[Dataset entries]
╔══

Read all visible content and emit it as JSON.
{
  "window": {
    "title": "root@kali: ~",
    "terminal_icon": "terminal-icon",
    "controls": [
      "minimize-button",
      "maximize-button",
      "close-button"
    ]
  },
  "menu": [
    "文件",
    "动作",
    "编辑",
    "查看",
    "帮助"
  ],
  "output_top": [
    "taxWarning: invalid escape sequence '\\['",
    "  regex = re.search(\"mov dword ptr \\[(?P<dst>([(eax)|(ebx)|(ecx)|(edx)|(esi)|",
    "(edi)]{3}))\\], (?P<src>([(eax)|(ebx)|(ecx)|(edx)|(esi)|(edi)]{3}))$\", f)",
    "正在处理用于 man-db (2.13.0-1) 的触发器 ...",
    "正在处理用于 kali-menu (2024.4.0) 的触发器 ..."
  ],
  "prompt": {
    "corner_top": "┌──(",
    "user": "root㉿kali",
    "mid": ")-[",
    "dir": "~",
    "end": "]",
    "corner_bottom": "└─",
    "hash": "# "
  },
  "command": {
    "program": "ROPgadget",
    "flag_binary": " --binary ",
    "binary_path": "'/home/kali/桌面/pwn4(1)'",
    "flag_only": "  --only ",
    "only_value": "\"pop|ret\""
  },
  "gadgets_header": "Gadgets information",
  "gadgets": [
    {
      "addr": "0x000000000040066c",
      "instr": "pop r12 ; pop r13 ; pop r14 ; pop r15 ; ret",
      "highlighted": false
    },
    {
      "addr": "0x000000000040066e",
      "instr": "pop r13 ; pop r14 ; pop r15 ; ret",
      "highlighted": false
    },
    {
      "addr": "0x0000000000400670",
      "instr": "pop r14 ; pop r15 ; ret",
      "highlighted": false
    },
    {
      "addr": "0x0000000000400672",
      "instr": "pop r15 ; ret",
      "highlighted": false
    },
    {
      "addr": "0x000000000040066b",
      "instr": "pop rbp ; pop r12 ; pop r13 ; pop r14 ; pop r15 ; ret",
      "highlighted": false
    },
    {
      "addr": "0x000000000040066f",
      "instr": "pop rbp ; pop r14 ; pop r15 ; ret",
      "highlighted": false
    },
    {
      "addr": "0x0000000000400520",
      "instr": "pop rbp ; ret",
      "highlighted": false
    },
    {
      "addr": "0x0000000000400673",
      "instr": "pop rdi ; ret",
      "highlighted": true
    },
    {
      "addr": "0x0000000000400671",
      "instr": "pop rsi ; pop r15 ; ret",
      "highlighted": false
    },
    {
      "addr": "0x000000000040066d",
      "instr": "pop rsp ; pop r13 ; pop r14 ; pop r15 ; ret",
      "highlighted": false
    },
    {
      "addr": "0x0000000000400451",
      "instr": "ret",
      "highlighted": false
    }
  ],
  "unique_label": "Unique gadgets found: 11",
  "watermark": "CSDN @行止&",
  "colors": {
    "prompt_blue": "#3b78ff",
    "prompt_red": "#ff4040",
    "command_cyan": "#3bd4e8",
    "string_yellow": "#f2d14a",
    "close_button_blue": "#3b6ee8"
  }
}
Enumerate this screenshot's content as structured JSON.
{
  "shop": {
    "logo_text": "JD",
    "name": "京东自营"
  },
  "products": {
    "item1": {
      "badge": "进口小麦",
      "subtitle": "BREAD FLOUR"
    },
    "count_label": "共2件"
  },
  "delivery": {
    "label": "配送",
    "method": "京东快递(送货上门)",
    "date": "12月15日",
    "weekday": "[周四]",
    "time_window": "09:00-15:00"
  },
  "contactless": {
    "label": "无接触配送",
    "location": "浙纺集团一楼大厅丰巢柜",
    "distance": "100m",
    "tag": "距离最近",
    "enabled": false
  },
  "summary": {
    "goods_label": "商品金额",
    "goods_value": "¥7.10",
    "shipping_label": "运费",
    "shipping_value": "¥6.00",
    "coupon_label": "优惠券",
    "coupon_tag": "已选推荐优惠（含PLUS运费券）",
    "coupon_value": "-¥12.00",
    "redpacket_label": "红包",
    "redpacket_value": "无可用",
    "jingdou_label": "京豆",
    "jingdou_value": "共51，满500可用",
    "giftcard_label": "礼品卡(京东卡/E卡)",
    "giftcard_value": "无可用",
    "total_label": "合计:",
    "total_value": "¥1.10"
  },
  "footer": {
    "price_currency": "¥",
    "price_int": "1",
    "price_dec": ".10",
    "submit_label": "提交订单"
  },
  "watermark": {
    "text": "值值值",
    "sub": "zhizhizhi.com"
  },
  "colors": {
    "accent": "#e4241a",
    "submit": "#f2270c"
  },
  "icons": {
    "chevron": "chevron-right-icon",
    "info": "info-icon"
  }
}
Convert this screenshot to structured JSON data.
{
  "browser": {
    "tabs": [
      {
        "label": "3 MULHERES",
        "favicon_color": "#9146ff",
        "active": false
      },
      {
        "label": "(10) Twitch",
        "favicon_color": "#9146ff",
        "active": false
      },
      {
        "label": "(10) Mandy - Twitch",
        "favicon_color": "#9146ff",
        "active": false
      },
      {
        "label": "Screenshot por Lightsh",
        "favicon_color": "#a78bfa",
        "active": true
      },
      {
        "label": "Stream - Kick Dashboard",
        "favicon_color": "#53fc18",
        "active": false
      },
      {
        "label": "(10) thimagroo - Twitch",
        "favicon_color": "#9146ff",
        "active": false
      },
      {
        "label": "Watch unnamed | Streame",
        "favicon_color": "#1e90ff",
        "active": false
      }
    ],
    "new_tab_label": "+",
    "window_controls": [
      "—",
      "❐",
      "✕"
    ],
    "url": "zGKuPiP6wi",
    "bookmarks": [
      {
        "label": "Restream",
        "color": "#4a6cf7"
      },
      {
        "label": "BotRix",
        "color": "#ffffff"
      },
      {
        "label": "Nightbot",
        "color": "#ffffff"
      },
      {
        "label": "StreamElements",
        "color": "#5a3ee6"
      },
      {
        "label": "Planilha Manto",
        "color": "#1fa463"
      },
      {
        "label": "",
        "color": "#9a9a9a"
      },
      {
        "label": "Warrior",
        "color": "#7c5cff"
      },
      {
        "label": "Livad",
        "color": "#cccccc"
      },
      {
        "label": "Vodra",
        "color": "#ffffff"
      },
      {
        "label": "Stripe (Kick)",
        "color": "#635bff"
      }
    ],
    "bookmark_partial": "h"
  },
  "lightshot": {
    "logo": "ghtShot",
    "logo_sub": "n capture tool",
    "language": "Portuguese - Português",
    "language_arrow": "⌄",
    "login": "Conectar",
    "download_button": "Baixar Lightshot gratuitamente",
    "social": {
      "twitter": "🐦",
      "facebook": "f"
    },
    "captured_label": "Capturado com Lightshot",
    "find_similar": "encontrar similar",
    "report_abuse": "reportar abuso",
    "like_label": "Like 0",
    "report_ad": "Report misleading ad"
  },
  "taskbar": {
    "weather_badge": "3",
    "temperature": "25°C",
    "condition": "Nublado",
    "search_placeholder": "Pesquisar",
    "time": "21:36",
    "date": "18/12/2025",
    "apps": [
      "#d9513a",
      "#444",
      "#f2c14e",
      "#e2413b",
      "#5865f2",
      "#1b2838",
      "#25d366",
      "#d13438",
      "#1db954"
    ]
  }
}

╚══

Problem requirements:
Every record should be repeated exactly; please leave none out.

Worked solution:
Read all visible content and emit it as JSON.
{
  "window": {
    "title": "root@kali: ~",
    "terminal_icon": "terminal-icon",
    "controls": [
      "minimize-button",
      "maximize-button",
      "close-button"
    ]
  },
  "menu": [
    "文件",
    "动作",
    "编辑",
    "查看",
    "帮助"
  ],
  "output_top": [
    "taxWarning: invalid escape sequence '\\['",
    "  regex = re.search(\"mov dword ptr \\[(?P<dst>([(eax)|(ebx)|(ecx)|(edx)|(esi)|",
    "(edi)]{3}))\\], (?P<src>([(eax)|(ebx)|(ecx)|(edx)|(esi)|(edi)]{3}))$\", f)",
    "正在处理用于 man-db (2.13.0-1) 的触发器 ...",
    "正在处理用于 kali-menu (2024.4.0) 的触发器 ..."
  ],
  "prompt": {
    "corner_top": "┌──(",
    "user": "root㉿kali",
    "mid": ")-[",
    "dir": "~",
    "end": "]",
    "corner_bottom": "└─",
    "hash": "# "
  },
  "command": {
    "program": "ROPgadget",
    "flag_binary": " --binary ",
    "binary_path": "'/home/kali/桌面/pwn4(1)'",
    "flag_only": "  --only ",
    "only_value": "\"pop|ret\""
  },
  "gadgets_header": "Gadgets information",
  "gadgets": [
    {
      "addr": "0x000000000040066c",
      "instr": "pop r12 ; pop r13 ; pop r14 ; pop r15 ; ret",
      "highlighted": false
    },
    {
      "addr": "0x000000000040066e",
      "instr": "pop r13 ; pop r14 ; pop r15 ; ret",
      "highlighted": false
    },
    {
      "addr": "0x0000000000400670",
      "instr": "pop r14 ; pop r15 ; ret",
      "highlighted": false
    },
    {
      "addr": "0x0000000000400672",
      "instr": "pop r15 ; ret",
      "highlighted": false
    },
    {
      "addr": "0x000000000040066b",
      "instr": "pop rbp ; pop r12 ; pop r13 ; pop r14 ; pop r15 ; ret",
      "highlighted": false
    },
    {
      "addr": "0x000000000040066f",
      "instr": "pop rbp ; pop r14 ; pop r15 ; ret",
      "highlighted": false
    },
    {
      "addr": "0x0000000000400520",
      "instr": "pop rbp ; ret",
      "highlighted": false
    },
    {
      "addr": "0x0000000000400673",
      "instr": "pop rdi ; ret",
      "highlighted": true
    },
    {
      "addr": "0x0000000000400671",
      "instr": "pop rsi ; pop r15 ; ret",
      "highlighted": false
    },
    {
      "addr": "0x000000000040066d",
      "instr": "pop rsp ; pop r13 ; pop r14 ; pop r15 ; ret",
      "highlighted": false
    },
    {
      "addr": "0x0000000000400451",
      "instr": "ret",
      "highlighted": false
    }
  ],
  "unique_label": "Unique gadgets found: 11",
  "watermark": "CSDN @行止&",
  "colors": {
    "prompt_blue": "#3b78ff",
    "prompt_red": "#ff4040",
    "command_cyan": "#3bd4e8",
    "string_yellow": "#f2d14a",
    "close_button_blue": "#3b6ee8"
  }
}
Enumerate this screenshot's content as structured JSON.
{
  "shop": {
    "logo_text": "JD",
    "name": "京东自营"
  },
  "products": {
    "item1": {
      "badge": "进口小麦",
      "subtitle": "BREAD FLOUR"
    },
    "count_label": "共2件"
  },
  "delivery": {
    "label": "配送",
    "method": "京东快递(送货上门)",
    "date": "12月15日",
    "weekday": "[周四]",
    "time_window": "09:00-15:00"
  },
  "contactless": {
    "label": "无接触配送",
    "location": "浙纺集团一楼大厅丰巢柜",
    "distance": "100m",
    "tag": "距离最近",
    "enabled": false
  },
  "summary": {
    "goods_label": "商品金额",
    "goods_value": "¥7.10",
    "shipping_label": "运费",
    "shipping_value": "¥6.00",
    "coupon_label": "优惠券",
    "coupon_tag": "已选推荐优惠（含PLUS运费券）",
    "coupon_value": "-¥12.00",
    "redpacket_label": "红包",
    "redpacket_value": "无可用",
    "jingdou_label": "京豆",
    "jingdou_value": "共51，满500可用",
    "giftcard_label": "礼品卡(京东卡/E卡)",
    "giftcard_value": "无可用",
    "total_label": "合计:",
    "total_value": "¥1.10"
  },
  "footer": {
    "price_currency": "¥",
    "price_int": "1",
    "price_dec": ".10",
    "submit_label": "提交订单"
  },
  "watermark": {
    "text": "值值值",
    "sub": "zhizhizhi.com"
  },
  "colors": {
    "accent": "#e4241a",
    "submit": "#f2270c"
  },
  "icons": {
    "chevron": "chevron-right-icon",
    "info": "info-icon"
  }
}
Convert this screenshot to structured JSON data.
{
  "browser": {
    "tabs": [
      {
        "label": "3 MULHERES",
        "favicon_color": "#9146ff",
        "active": false
      },
      {
        "label": "(10) Twitch",
        "favicon_color": "#9146ff",
        "active": false
      },
      {
        "label": "(10) Mandy - Twitch",
        "favicon_color": "#9146ff",
        "active": false
      },
      {
        "label": "Screenshot por Lightsh",
        "favicon_color": "#a78bfa",
        "active": true
      },
      {
        "label": "Stream - Kick Dashboard",
        "favicon_color": "#53fc18",
        "active": false
      },
      {
        "label": "(10) thimagroo - Twitch",
        "favicon_color": "#9146ff",
        "active": false
      },
      {
        "label": "Watch unnamed | Streame",
        "favicon_color": "#1e90ff",
        "active": false
      }
    ],
    "new_tab_label": "+",
    "window_controls": [
      "—",
      "❐",
      "✕"
    ],
    "url": "zGKuPiP6wi",
    "bookmarks": [
      {
        "label": "Restream",
        "color": "#4a6cf7"
      },
      {
        "label": "BotRix",
        "color": "#ffffff"
      },
      {
        "label": "Nightbot",
        "color": "#ffffff"
      },
      {
        "label": "StreamElements",
        "color": "#5a3ee6"
      },
      {
        "label": "Planilha Manto",
        "color": "#1fa463"
      },
      {
        "label": "",
        "color": "#9a9a9a"
      },
      {
        "label": "Warrior",
        "color": "#7c5cff"
      },
      {
        "label": "Livad",
        "color": "#cccccc"
      },
      {
        "label": "Vodra",
        "color": "#ffffff"
      },
      {
        "label": "Stripe (Kick)",
        "color": "#635bff"
      }
    ],
    "bookmark_partial": "h"
  },
  "lightshot": {
    "logo": "ghtShot",
    "logo_sub": "n capture tool",
    "language": "Portuguese - Português",
    "language_arrow": "⌄",
    "login": "Conectar",
    "download_button": "Baixar Lightshot gratuitamente",
    "social": {
      "twitter": "🐦",
      "facebook": "f"
    },
    "captured_label": "Capturado com Lightshot",
    "find_similar": "encontrar similar",
    "report_abuse": "reportar abuso",
    "like_label": "Like 0",
    "report_ad": "Report misleading ad"
  },
  "taskbar": {
    "weather_badge": "3",
    "temperature": "25°C",
    "condition": "Nublado",
    "search_placeholder": "Pesquisar",
    "time": "21:36",
    "date": "18/12/2025",
    "apps": [
      "#d9513a",
      "#444",
      "#f2c14e",
      "#e2413b",
      "#5865f2",
      "#1b2838",
      "#25d366",
      "#d13438",
      "#1db954"
    ]
  }
}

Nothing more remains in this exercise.